__Problem to solve__
Copy everything in the listing below word for word, apart from any images.
________________________________________
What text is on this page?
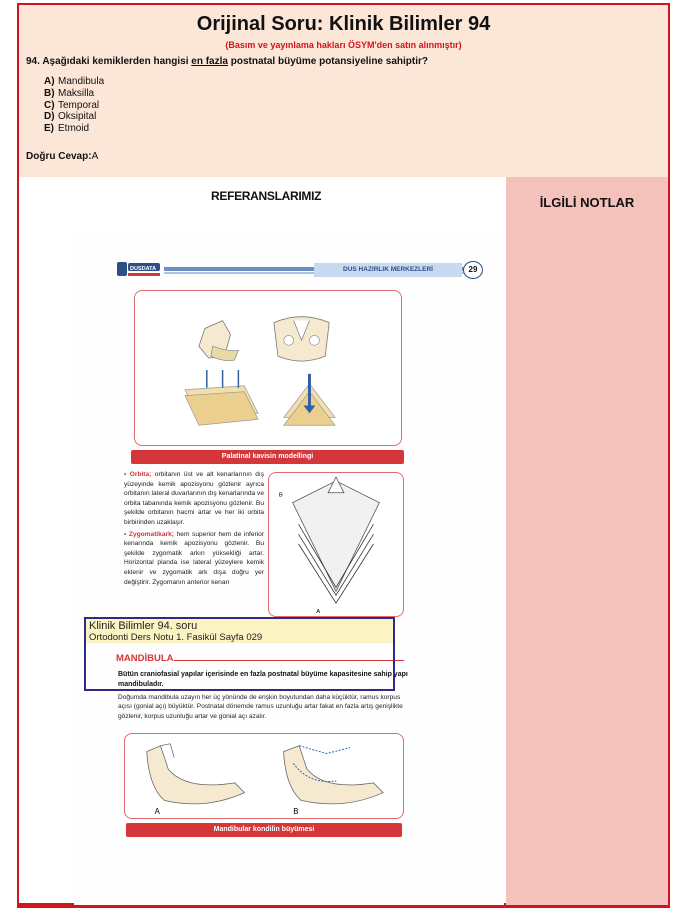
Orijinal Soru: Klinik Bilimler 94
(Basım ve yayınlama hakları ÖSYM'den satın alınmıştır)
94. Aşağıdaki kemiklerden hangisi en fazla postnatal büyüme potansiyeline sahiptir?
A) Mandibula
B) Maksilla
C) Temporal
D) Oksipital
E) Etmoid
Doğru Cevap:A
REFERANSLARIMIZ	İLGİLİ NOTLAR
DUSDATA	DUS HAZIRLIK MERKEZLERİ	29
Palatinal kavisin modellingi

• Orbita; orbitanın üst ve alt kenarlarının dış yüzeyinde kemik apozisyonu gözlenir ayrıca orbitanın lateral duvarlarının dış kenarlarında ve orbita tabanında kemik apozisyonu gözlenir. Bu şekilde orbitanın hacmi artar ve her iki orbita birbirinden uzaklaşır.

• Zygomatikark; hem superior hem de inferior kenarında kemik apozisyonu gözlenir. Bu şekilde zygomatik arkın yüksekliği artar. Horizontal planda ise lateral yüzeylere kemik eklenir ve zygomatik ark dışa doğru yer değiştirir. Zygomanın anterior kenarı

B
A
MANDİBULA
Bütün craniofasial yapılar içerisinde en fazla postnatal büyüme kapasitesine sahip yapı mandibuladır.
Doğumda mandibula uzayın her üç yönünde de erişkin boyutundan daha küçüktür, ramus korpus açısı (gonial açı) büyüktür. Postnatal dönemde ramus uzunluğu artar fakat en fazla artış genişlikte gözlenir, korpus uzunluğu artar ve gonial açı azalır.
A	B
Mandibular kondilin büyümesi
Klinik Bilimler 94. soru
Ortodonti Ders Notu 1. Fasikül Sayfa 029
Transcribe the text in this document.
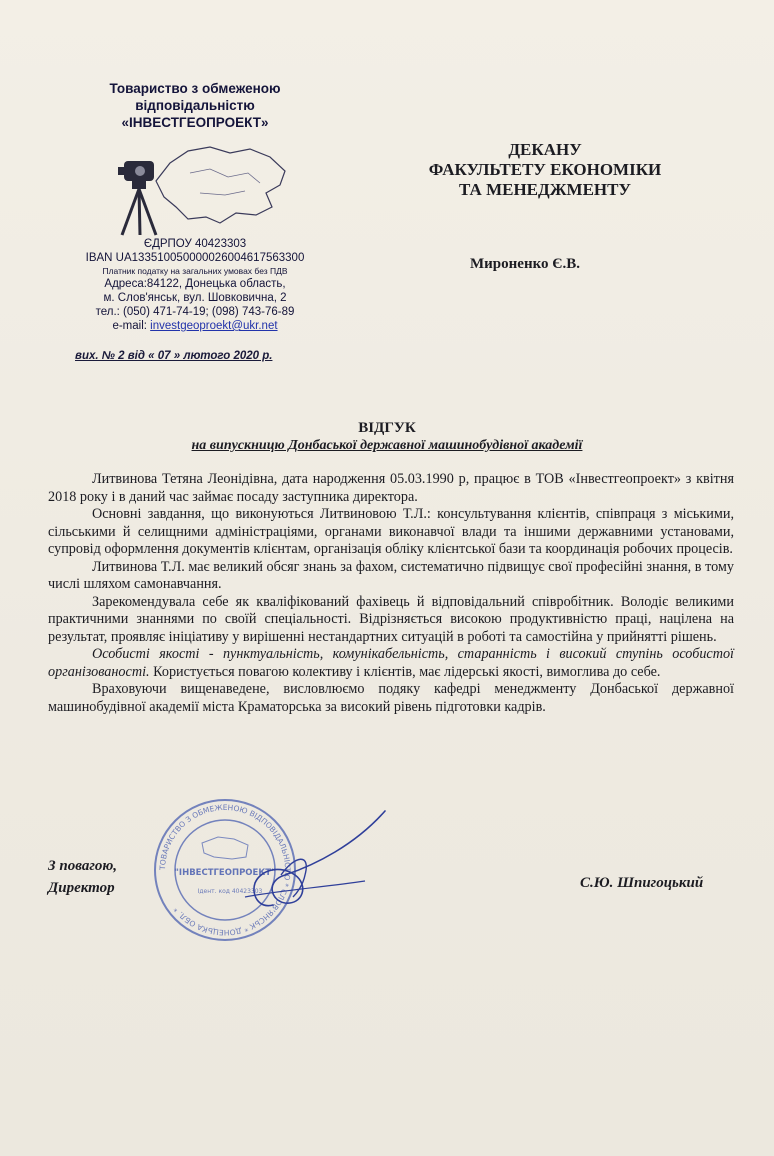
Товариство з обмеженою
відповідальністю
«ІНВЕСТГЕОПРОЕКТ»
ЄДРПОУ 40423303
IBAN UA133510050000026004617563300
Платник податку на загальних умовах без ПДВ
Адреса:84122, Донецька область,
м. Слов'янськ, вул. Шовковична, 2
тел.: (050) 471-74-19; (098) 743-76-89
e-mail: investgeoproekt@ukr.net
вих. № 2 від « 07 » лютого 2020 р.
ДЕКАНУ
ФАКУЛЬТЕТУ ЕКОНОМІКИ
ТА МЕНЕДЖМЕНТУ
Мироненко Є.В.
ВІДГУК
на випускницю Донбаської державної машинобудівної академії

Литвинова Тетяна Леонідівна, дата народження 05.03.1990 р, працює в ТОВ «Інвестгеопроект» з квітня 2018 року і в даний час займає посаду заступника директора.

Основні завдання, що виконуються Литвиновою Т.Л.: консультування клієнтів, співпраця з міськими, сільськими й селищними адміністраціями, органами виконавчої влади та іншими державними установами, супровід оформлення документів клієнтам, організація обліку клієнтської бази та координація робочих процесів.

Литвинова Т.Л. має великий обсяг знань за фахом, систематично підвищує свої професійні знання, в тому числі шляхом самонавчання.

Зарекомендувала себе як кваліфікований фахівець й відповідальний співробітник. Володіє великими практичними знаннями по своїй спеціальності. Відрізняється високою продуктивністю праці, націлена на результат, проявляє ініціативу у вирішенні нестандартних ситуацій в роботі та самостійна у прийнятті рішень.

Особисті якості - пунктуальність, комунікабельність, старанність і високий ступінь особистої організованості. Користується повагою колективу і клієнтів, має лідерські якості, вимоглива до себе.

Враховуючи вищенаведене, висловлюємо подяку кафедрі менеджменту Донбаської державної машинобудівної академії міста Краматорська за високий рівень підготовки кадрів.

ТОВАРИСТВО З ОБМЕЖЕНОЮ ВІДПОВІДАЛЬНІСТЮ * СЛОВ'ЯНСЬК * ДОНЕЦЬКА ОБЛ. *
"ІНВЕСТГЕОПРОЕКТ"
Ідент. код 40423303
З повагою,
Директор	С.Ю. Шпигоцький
________________________________________
__Exercise result__
What text is on this page?
Orijinal Soru: Klinik Bilimler 94
(Basım ve yayınlama hakları ÖSYM'den satın alınmıştır)
94. Aşağıdaki kemiklerden hangisi en fazla postnatal büyüme potansiyeline sahiptir?
A) Mandibula
B) Maksilla
C) Temporal
D) Oksipital
E) Etmoid
Doğru Cevap:A
REFERANSLARIMIZ	İLGİLİ NOTLAR
DUSDATA	DUS HAZIRLIK MERKEZLERİ	29
Palatinal kavisin modellingi

• Orbita; orbitanın üst ve alt kenarlarının dış yüzeyinde kemik apozisyonu gözlenir ayrıca orbitanın lateral duvarlarının dış kenarlarında ve orbita tabanında kemik apozisyonu gözlenir. Bu şekilde orbitanın hacmi artar ve her iki orbita birbirinden uzaklaşır.

• Zygomatikark; hem superior hem de inferior kenarında kemik apozisyonu gözlenir. Bu şekilde zygomatik arkın yüksekliği artar. Horizontal planda ise lateral yüzeylere kemik eklenir ve zygomatik ark dışa doğru yer değiştirir. Zygomanın anterior kenarı

B
A
MANDİBULA
Bütün craniofasial yapılar içerisinde en fazla postnatal büyüme kapasitesine sahip yapı mandibuladır.
Doğumda mandibula uzayın her üç yönünde de erişkin boyutundan daha küçüktür, ramus korpus açısı (gonial açı) büyüktür. Postnatal dönemde ramus uzunluğu artar fakat en fazla artış genişlikte gözlenir, korpus uzunluğu artar ve gonial açı azalır.
A	B
Mandibular kondilin büyümesi
Klinik Bilimler 94. soru
Ortodonti Ders Notu 1. Fasikül Sayfa 029
Transcribe the text in this document.
Товариство з обмеженою
відповідальністю
«ІНВЕСТГЕОПРОЕКТ»
ЄДРПОУ 40423303
IBAN UA133510050000026004617563300
Платник податку на загальних умовах без ПДВ
Адреса:84122, Донецька область,
м. Слов'янськ, вул. Шовковична, 2
тел.: (050) 471-74-19; (098) 743-76-89
e-mail: investgeoproekt@ukr.net
вих. № 2 від « 07 » лютого 2020 р.
ДЕКАНУ
ФАКУЛЬТЕТУ ЕКОНОМІКИ
ТА МЕНЕДЖМЕНТУ
Мироненко Є.В.
ВІДГУК
на випускницю Донбаської державної машинобудівної академії

Литвинова Тетяна Леонідівна, дата народження 05.03.1990 р, працює в ТОВ «Інвестгеопроект» з квітня 2018 року і в даний час займає посаду заступника директора.

Основні завдання, що виконуються Литвиновою Т.Л.: консультування клієнтів, співпраця з міськими, сільськими й селищними адміністраціями, органами виконавчої влади та іншими державними установами, супровід оформлення документів клієнтам, організація обліку клієнтської бази та координація робочих процесів.

Литвинова Т.Л. має великий обсяг знань за фахом, систематично підвищує свої професійні знання, в тому числі шляхом самонавчання.

Зарекомендувала себе як кваліфікований фахівець й відповідальний співробітник. Володіє великими практичними знаннями по своїй спеціальності. Відрізняється високою продуктивністю праці, націлена на результат, проявляє ініціативу у вирішенні нестандартних ситуацій в роботі та самостійна у прийнятті рішень.

Особисті якості - пунктуальність, комунікабельність, старанність і високий ступінь особистої організованості. Користується повагою колективу і клієнтів, має лідерські якості, вимоглива до себе.

Враховуючи вищенаведене, висловлюємо подяку кафедрі менеджменту Донбаської державної машинобудівної академії міста Краматорська за високий рівень підготовки кадрів.

ТОВАРИСТВО З ОБМЕЖЕНОЮ ВІДПОВІДАЛЬНІСТЮ * СЛОВ'ЯНСЬК * ДОНЕЦЬКА ОБЛ. *
"ІНВЕСТГЕОПРОЕКТ"
Ідент. код 40423303
З повагою,
Директор	С.Ю. Шпигоцький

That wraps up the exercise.